### Given problem
Every line must be returned precisely as it is written.

Stored records:
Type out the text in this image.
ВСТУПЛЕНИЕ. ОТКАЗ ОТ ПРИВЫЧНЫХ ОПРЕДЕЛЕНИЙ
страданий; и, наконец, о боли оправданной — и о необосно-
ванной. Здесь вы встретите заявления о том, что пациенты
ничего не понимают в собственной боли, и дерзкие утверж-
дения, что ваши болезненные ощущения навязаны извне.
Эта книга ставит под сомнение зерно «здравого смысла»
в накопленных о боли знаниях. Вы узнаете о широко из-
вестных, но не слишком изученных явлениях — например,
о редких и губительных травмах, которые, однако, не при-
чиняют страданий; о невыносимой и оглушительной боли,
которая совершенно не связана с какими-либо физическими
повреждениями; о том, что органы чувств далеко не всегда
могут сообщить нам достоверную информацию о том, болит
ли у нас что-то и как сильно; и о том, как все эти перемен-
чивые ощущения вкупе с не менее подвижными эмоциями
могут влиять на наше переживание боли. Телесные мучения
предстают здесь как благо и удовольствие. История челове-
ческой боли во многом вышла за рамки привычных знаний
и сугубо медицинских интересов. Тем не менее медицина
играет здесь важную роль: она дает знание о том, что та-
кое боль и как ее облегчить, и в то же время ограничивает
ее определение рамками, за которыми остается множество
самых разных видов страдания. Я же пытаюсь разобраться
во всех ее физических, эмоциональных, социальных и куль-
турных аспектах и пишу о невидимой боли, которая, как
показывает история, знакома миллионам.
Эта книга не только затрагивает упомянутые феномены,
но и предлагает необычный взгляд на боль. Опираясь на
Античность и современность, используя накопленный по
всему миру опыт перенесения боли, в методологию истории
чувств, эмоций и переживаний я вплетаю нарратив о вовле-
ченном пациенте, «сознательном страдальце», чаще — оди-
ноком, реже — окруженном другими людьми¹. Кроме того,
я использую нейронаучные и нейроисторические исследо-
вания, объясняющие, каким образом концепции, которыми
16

### The result
Type out the text in this image.
ВСТУПЛЕНИЕ. ОТКАЗ ОТ ПРИВЫЧНЫХ ОПРЕДЕЛЕНИЙ
страданий; и, наконец, о боли оправданной — и о необосно-
ванной. Здесь вы встретите заявления о том, что пациенты
ничего не понимают в собственной боли, и дерзкие утверж-
дения, что ваши болезненные ощущения навязаны извне.
Эта книга ставит под сомнение зерно «здравого смысла»
в накопленных о боли знаниях. Вы узнаете о широко из-
вестных, но не слишком изученных явлениях — например,
о редких и губительных травмах, которые, однако, не при-
чиняют страданий; о невыносимой и оглушительной боли,
которая совершенно не связана с какими-либо физическими
повреждениями; о том, что органы чувств далеко не всегда
могут сообщить нам достоверную информацию о том, болит
ли у нас что-то и как сильно; и о том, как все эти перемен-
чивые ощущения вкупе с не менее подвижными эмоциями
могут влиять на наше переживание боли. Телесные мучения
предстают здесь как благо и удовольствие. История челове-
ческой боли во многом вышла за рамки привычных знаний
и сугубо медицинских интересов. Тем не менее медицина
играет здесь важную роль: она дает знание о том, что та-
кое боль и как ее облегчить, и в то же время ограничивает
ее определение рамками, за которыми остается множество
самых разных видов страдания. Я же пытаюсь разобраться
во всех ее физических, эмоциональных, социальных и куль-
турных аспектах и пишу о невидимой боли, которая, как
показывает история, знакома миллионам.
Эта книга не только затрагивает упомянутые феномены,
но и предлагает необычный взгляд на боль. Опираясь на
Античность и современность, используя накопленный по
всему миру опыт перенесения боли, в методологию истории
чувств, эмоций и переживаний я вплетаю нарратив о вовле-
ченном пациенте, «сознательном страдальце», чаще — оди-
ноком, реже — окруженном другими людьми¹. Кроме того,
я использую нейронаучные и нейроисторические исследо-
вания, объясняющие, каким образом концепции, которыми
16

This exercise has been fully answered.